Work to be completed:
How many lines of these records hold the string "remaining"? Reply with the number alone.

Stored entries:

----

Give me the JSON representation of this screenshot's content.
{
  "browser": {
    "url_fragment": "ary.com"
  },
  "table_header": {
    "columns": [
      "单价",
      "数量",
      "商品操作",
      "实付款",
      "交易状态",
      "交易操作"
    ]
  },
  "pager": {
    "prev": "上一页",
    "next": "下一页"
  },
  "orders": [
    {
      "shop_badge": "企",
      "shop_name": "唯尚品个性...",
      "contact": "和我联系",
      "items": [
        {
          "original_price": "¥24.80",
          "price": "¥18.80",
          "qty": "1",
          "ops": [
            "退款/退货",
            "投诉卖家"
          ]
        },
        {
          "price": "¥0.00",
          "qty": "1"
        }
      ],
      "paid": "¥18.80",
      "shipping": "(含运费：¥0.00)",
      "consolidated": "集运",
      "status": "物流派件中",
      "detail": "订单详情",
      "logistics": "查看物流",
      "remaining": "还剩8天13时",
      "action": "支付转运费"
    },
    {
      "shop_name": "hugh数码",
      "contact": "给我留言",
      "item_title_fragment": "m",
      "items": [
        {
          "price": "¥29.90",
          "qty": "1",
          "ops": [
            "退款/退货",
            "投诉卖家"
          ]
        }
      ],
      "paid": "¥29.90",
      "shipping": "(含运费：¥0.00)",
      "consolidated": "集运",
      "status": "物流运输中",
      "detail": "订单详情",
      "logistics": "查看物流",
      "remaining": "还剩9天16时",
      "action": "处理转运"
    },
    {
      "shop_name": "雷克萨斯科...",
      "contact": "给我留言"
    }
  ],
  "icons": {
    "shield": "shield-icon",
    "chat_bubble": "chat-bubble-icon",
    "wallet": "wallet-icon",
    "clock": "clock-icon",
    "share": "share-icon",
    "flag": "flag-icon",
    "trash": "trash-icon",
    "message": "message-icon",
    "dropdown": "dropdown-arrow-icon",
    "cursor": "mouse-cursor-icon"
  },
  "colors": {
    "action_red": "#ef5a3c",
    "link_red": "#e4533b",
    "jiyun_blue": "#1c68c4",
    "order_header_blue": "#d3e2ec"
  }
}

----

Finished exercise:
2